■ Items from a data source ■
● ● ● ● ●
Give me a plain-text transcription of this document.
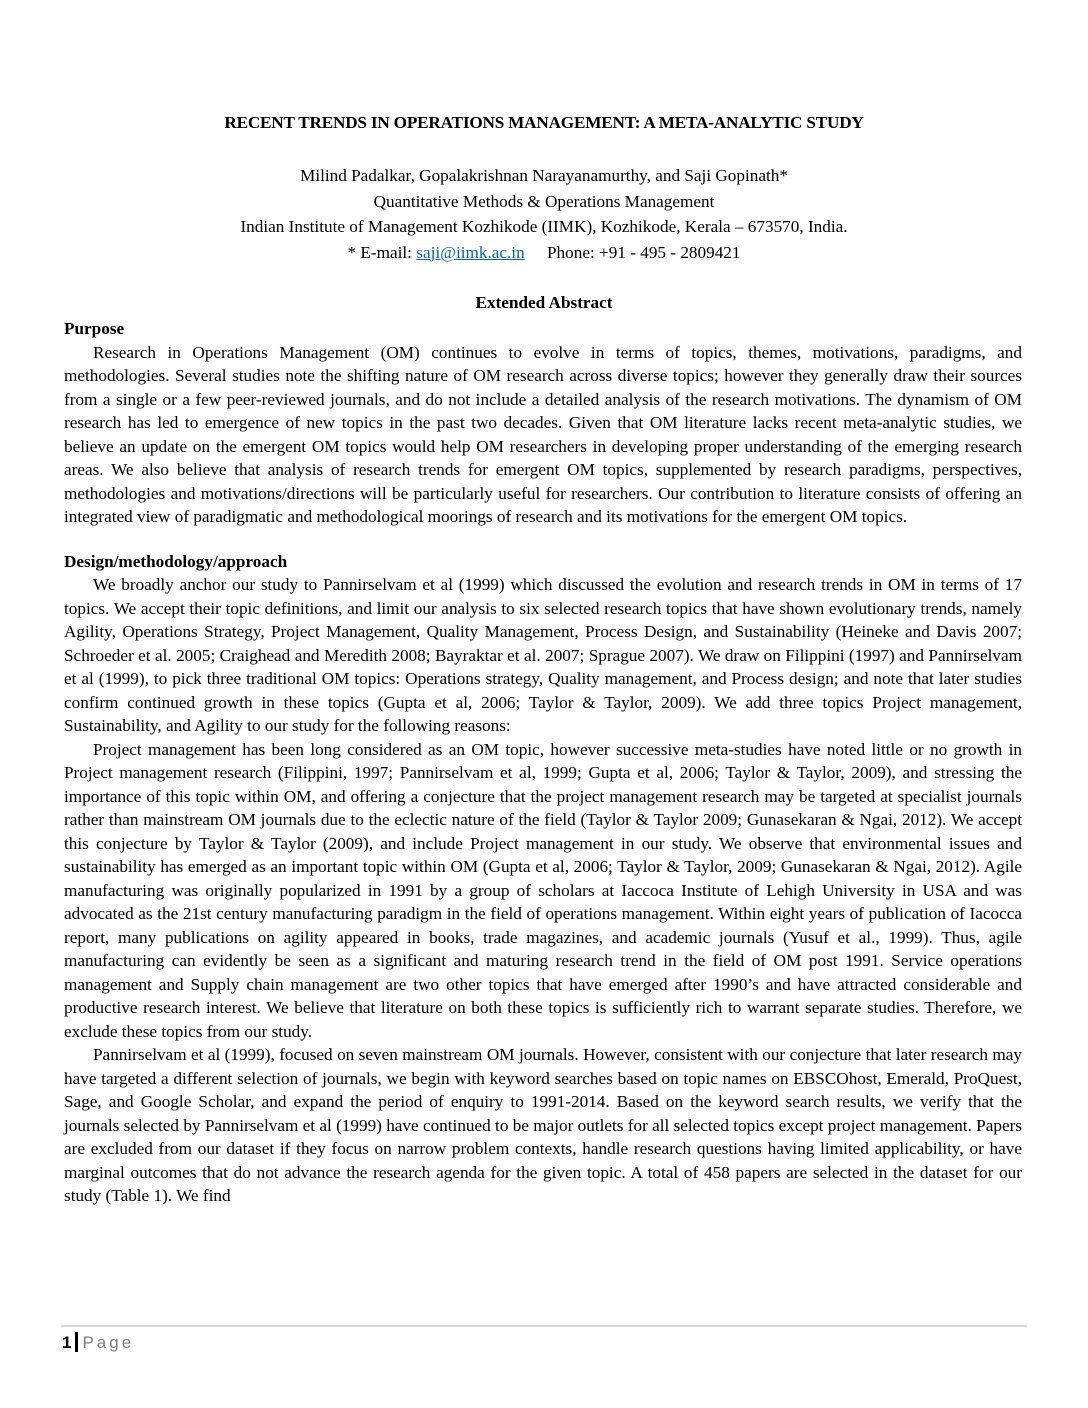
RECENT TRENDS IN OPERATIONS MANAGEMENT: A META-ANALYTIC STUDY
Milind Padalkar, Gopalakrishnan Narayanamurthy, and Saji Gopinath*
Quantitative Methods & Operations Management
Indian Institute of Management Kozhikode (IIMK), Kozhikode, Kerala – 673570, India.
* E-mail: saji@iimk.ac.in Phone: +91 - 495 - 2809421
Extended Abstract

Purpose

Research in Operations Management (OM) continues to evolve in terms of topics, themes, motivations, paradigms, and methodologies. Several studies note the shifting nature of OM research across diverse topics; however they generally draw their sources from a single or a few peer-reviewed journals, and do not include a detailed analysis of the research motivations. The dynamism of OM research has led to emergence of new topics in the past two decades. Given that OM literature lacks recent meta-analytic studies, we believe an update on the emergent OM topics would help OM researchers in developing proper understanding of the emerging research areas. We also believe that analysis of research trends for emergent OM topics, supplemented by research paradigms, perspectives, methodologies and motivations/directions will be particularly useful for researchers. Our contribution to literature consists of offering an integrated view of paradigmatic and methodological moorings of research and its motivations for the emergent OM topics.

Design/methodology/approach

We broadly anchor our study to Pannirselvam et al (1999) which discussed the evolution and research trends in OM in terms of 17 topics. We accept their topic definitions, and limit our analysis to six selected research topics that have shown evolutionary trends, namely Agility, Operations Strategy, Project Management, Quality Management, Process Design, and Sustainability (Heineke and Davis 2007; Schroeder et al. 2005; Craighead and Meredith 2008; Bayraktar et al. 2007; Sprague 2007). We draw on Filippini (1997) and Pannirselvam et al (1999), to pick three traditional OM topics: Operations strategy, Quality management, and Process design; and note that later studies confirm continued growth in these topics (Gupta et al, 2006; Taylor & Taylor, 2009). We add three topics Project management, Sustainability, and Agility to our study for the following reasons:

Project management has been long considered as an OM topic, however successive meta-studies have noted little or no growth in Project management research (Filippini, 1997; Pannirselvam et al, 1999; Gupta et al, 2006; Taylor & Taylor, 2009), and stressing the importance of this topic within OM, and offering a conjecture that the project management research may be targeted at specialist journals rather than mainstream OM journals due to the eclectic nature of the field (Taylor & Taylor 2009; Gunasekaran & Ngai, 2012). We accept this conjecture by Taylor & Taylor (2009), and include Project management in our study. We observe that environmental issues and sustainability has emerged as an important topic within OM (Gupta et al, 2006; Taylor & Taylor, 2009; Gunasekaran & Ngai, 2012). Agile manufacturing was originally popularized in 1991 by a group of scholars at Iaccoca Institute of Lehigh University in USA and was advocated as the 21st century manufacturing paradigm in the field of operations management. Within eight years of publication of Iacocca report, many publications on agility appeared in books, trade magazines, and academic journals (Yusuf et al., 1999). Thus, agile manufacturing can evidently be seen as a significant and maturing research trend in the field of OM post 1991. Service operations management and Supply chain management are two other topics that have emerged after 1990’s and have attracted considerable and productive research interest. We believe that literature on both these topics is sufficiently rich to warrant separate studies. Therefore, we exclude these topics from our study.

Pannirselvam et al (1999), focused on seven mainstream OM journals. However, consistent with our conjecture that later research may have targeted a different selection of journals, we begin with keyword searches based on topic names on EBSCOhost, Emerald, ProQuest, Sage, and Google Scholar, and expand the period of enquiry to 1991-2014. Based on the keyword search results, we verify that the journals selected by Pannirselvam et al (1999) have continued to be major outlets for all selected topics except project management. Papers are excluded from our dataset if they focus on narrow problem contexts, handle research questions having limited applicability, or have marginal outcomes that do not advance the research agenda for the given topic. A total of 458 papers are selected in the dataset for our study (Table 1). We find

1 Page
● ● ● ● ●
■ EXERCISE OBJECTIVE ■
Reproduce every entry word for word, but omit the pictures.

■ RESULT ■
Give me a plain-text transcription of this document.
RECENT TRENDS IN OPERATIONS MANAGEMENT: A META-ANALYTIC STUDY
Milind Padalkar, Gopalakrishnan Narayanamurthy, and Saji Gopinath*
Quantitative Methods & Operations Management
Indian Institute of Management Kozhikode (IIMK), Kozhikode, Kerala – 673570, India.
* E-mail: saji@iimk.ac.in Phone: +91 - 495 - 2809421
Extended Abstract

Purpose

Research in Operations Management (OM) continues to evolve in terms of topics, themes, motivations, paradigms, and methodologies. Several studies note the shifting nature of OM research across diverse topics; however they generally draw their sources from a single or a few peer-reviewed journals, and do not include a detailed analysis of the research motivations. The dynamism of OM research has led to emergence of new topics in the past two decades. Given that OM literature lacks recent meta-analytic studies, we believe an update on the emergent OM topics would help OM researchers in developing proper understanding of the emerging research areas. We also believe that analysis of research trends for emergent OM topics, supplemented by research paradigms, perspectives, methodologies and motivations/directions will be particularly useful for researchers. Our contribution to literature consists of offering an integrated view of paradigmatic and methodological moorings of research and its motivations for the emergent OM topics.

Design/methodology/approach

We broadly anchor our study to Pannirselvam et al (1999) which discussed the evolution and research trends in OM in terms of 17 topics. We accept their topic definitions, and limit our analysis to six selected research topics that have shown evolutionary trends, namely Agility, Operations Strategy, Project Management, Quality Management, Process Design, and Sustainability (Heineke and Davis 2007; Schroeder et al. 2005; Craighead and Meredith 2008; Bayraktar et al. 2007; Sprague 2007). We draw on Filippini (1997) and Pannirselvam et al (1999), to pick three traditional OM topics: Operations strategy, Quality management, and Process design; and note that later studies confirm continued growth in these topics (Gupta et al, 2006; Taylor & Taylor, 2009). We add three topics Project management, Sustainability, and Agility to our study for the following reasons:

Project management has been long considered as an OM topic, however successive meta-studies have noted little or no growth in Project management research (Filippini, 1997; Pannirselvam et al, 1999; Gupta et al, 2006; Taylor & Taylor, 2009), and stressing the importance of this topic within OM, and offering a conjecture that the project management research may be targeted at specialist journals rather than mainstream OM journals due to the eclectic nature of the field (Taylor & Taylor 2009; Gunasekaran & Ngai, 2012). We accept this conjecture by Taylor & Taylor (2009), and include Project management in our study. We observe that environmental issues and sustainability has emerged as an important topic within OM (Gupta et al, 2006; Taylor & Taylor, 2009; Gunasekaran & Ngai, 2012). Agile manufacturing was originally popularized in 1991 by a group of scholars at Iaccoca Institute of Lehigh University in USA and was advocated as the 21st century manufacturing paradigm in the field of operations management. Within eight years of publication of Iacocca report, many publications on agility appeared in books, trade magazines, and academic journals (Yusuf et al., 1999). Thus, agile manufacturing can evidently be seen as a significant and maturing research trend in the field of OM post 1991. Service operations management and Supply chain management are two other topics that have emerged after 1990’s and have attracted considerable and productive research interest. We believe that literature on both these topics is sufficiently rich to warrant separate studies. Therefore, we exclude these topics from our study.

Pannirselvam et al (1999), focused on seven mainstream OM journals. However, consistent with our conjecture that later research may have targeted a different selection of journals, we begin with keyword searches based on topic names on EBSCOhost, Emerald, ProQuest, Sage, and Google Scholar, and expand the period of enquiry to 1991-2014. Based on the keyword search results, we verify that the journals selected by Pannirselvam et al (1999) have continued to be major outlets for all selected topics except project management. Papers are excluded from our dataset if they focus on narrow problem contexts, handle research questions having limited applicability, or have marginal outcomes that do not advance the research agenda for the given topic. A total of 458 papers are selected in the dataset for our study (Table 1). We find

1 Page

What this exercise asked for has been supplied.